**To be done**
Copy every record below, exactly as written.

--- --- ---

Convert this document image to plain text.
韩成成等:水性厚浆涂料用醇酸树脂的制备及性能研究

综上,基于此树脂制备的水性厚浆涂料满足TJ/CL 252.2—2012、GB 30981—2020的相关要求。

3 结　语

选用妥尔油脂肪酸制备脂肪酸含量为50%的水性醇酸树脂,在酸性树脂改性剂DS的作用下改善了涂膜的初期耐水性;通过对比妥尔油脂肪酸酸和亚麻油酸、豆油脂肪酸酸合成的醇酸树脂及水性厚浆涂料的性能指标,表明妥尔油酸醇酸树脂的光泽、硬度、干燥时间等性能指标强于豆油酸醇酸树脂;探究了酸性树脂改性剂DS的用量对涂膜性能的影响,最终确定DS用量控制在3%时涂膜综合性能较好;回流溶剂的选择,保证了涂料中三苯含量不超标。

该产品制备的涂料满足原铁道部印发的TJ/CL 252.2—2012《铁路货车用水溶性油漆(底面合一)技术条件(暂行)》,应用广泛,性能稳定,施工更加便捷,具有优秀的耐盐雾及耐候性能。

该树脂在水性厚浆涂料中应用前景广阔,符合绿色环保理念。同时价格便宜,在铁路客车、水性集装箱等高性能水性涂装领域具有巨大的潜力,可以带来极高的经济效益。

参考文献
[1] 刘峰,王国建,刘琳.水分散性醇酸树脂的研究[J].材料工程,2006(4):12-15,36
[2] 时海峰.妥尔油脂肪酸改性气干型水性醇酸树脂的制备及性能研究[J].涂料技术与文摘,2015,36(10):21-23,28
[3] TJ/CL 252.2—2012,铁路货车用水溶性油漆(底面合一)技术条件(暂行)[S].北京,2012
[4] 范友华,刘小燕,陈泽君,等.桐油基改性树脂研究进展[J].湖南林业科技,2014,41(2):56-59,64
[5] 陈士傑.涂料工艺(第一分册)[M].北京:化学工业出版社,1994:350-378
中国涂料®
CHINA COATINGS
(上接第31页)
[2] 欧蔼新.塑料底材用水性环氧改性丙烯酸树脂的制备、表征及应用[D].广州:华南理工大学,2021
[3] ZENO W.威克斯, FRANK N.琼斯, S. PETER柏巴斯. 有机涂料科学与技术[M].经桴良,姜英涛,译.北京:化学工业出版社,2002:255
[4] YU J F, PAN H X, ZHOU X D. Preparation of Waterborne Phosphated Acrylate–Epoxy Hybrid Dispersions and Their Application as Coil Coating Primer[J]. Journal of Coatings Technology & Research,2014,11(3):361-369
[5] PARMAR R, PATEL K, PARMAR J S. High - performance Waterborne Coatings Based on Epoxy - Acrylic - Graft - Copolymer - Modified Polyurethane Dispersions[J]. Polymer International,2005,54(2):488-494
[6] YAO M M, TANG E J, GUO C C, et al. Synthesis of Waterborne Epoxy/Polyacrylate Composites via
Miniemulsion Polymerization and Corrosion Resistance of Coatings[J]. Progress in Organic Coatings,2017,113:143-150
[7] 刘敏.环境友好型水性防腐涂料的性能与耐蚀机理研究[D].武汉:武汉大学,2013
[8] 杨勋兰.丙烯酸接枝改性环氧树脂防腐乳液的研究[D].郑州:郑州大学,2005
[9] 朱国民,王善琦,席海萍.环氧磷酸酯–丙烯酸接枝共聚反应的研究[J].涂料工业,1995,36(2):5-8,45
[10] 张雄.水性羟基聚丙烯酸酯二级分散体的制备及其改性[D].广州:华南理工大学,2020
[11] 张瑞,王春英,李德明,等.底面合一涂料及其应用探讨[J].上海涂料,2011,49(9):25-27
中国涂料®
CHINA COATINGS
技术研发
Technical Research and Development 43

--- --- ---

**Written response**
Convert this document image to plain text.
韩成成等:水性厚浆涂料用醇酸树脂的制备及性能研究

综上,基于此树脂制备的水性厚浆涂料满足TJ/CL 252.2—2012、GB 30981—2020的相关要求。

3 结　语

选用妥尔油脂肪酸制备脂肪酸含量为50%的水性醇酸树脂,在酸性树脂改性剂DS的作用下改善了涂膜的初期耐水性;通过对比妥尔油脂肪酸酸和亚麻油酸、豆油脂肪酸酸合成的醇酸树脂及水性厚浆涂料的性能指标,表明妥尔油酸醇酸树脂的光泽、硬度、干燥时间等性能指标强于豆油酸醇酸树脂;探究了酸性树脂改性剂DS的用量对涂膜性能的影响,最终确定DS用量控制在3%时涂膜综合性能较好;回流溶剂的选择,保证了涂料中三苯含量不超标。

该产品制备的涂料满足原铁道部印发的TJ/CL 252.2—2012《铁路货车用水溶性油漆(底面合一)技术条件(暂行)》,应用广泛,性能稳定,施工更加便捷,具有优秀的耐盐雾及耐候性能。

该树脂在水性厚浆涂料中应用前景广阔,符合绿色环保理念。同时价格便宜,在铁路客车、水性集装箱等高性能水性涂装领域具有巨大的潜力,可以带来极高的经济效益。

参考文献
[1] 刘峰,王国建,刘琳.水分散性醇酸树脂的研究[J].材料工程,2006(4):12-15,36
[2] 时海峰.妥尔油脂肪酸改性气干型水性醇酸树脂的制备及性能研究[J].涂料技术与文摘,2015,36(10):21-23,28
[3] TJ/CL 252.2—2012,铁路货车用水溶性油漆(底面合一)技术条件(暂行)[S].北京,2012
[4] 范友华,刘小燕,陈泽君,等.桐油基改性树脂研究进展[J].湖南林业科技,2014,41(2):56-59,64
[5] 陈士傑.涂料工艺(第一分册)[M].北京:化学工业出版社,1994:350-378
中国涂料®
CHINA COATINGS
(上接第31页)
[2] 欧蔼新.塑料底材用水性环氧改性丙烯酸树脂的制备、表征及应用[D].广州:华南理工大学,2021
[3] ZENO W.威克斯, FRANK N.琼斯, S. PETER柏巴斯. 有机涂料科学与技术[M].经桴良,姜英涛,译.北京:化学工业出版社,2002:255
[4] YU J F, PAN H X, ZHOU X D. Preparation of Waterborne Phosphated Acrylate–Epoxy Hybrid Dispersions and Their Application as Coil Coating Primer[J]. Journal of Coatings Technology & Research,2014,11(3):361-369
[5] PARMAR R, PATEL K, PARMAR J S. High - performance Waterborne Coatings Based on Epoxy - Acrylic - Graft - Copolymer - Modified Polyurethane Dispersions[J]. Polymer International,2005,54(2):488-494
[6] YAO M M, TANG E J, GUO C C, et al. Synthesis of Waterborne Epoxy/Polyacrylate Composites via
Miniemulsion Polymerization and Corrosion Resistance of Coatings[J]. Progress in Organic Coatings,2017,113:143-150
[7] 刘敏.环境友好型水性防腐涂料的性能与耐蚀机理研究[D].武汉:武汉大学,2013
[8] 杨勋兰.丙烯酸接枝改性环氧树脂防腐乳液的研究[D].郑州:郑州大学,2005
[9] 朱国民,王善琦,席海萍.环氧磷酸酯–丙烯酸接枝共聚反应的研究[J].涂料工业,1995,36(2):5-8,45
[10] 张雄.水性羟基聚丙烯酸酯二级分散体的制备及其改性[D].广州:华南理工大学,2020
[11] 张瑞,王春英,李德明,等.底面合一涂料及其应用探讨[J].上海涂料,2011,49(9):25-27
中国涂料®
CHINA COATINGS
技术研发
Technical Research and Development 43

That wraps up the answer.